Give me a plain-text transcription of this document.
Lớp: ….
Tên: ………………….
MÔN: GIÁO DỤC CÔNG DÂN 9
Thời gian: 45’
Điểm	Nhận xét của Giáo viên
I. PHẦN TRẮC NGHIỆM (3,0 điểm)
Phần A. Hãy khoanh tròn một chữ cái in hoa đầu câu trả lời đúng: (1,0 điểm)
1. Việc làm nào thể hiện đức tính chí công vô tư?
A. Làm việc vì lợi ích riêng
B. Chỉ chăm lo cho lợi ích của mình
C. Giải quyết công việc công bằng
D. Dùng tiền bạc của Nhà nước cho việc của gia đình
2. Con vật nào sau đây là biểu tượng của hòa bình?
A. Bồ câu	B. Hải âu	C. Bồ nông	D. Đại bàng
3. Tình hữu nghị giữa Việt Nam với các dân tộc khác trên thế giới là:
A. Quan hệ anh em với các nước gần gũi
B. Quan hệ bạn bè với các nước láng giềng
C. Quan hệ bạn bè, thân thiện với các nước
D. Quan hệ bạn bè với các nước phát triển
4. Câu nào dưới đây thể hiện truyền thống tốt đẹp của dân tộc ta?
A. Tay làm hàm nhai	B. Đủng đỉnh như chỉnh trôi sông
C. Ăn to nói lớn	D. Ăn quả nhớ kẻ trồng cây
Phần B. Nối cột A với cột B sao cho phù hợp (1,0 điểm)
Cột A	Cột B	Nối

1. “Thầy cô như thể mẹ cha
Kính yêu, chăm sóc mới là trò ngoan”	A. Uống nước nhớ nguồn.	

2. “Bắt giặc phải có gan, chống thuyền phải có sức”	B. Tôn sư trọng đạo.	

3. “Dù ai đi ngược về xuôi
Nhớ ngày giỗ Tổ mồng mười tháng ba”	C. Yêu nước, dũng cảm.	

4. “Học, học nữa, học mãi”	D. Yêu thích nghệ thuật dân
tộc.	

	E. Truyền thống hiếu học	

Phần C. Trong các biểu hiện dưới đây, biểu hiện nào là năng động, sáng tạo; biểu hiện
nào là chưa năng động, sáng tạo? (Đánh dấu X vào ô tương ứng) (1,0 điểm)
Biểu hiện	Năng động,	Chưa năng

------------------------------

• **DIRECTIVE**:
Find all lines with "động" in them and copy each one.

• **REPLY**:
Phần C. Trong các biểu hiện dưới đây, biểu hiện nào là năng động, sáng tạo; biểu hiện
nào là chưa năng động, sáng tạo? (Đánh dấu X vào ô tương ứng) (1,0 điểm)
Biểu hiện	Năng động,	Chưa năng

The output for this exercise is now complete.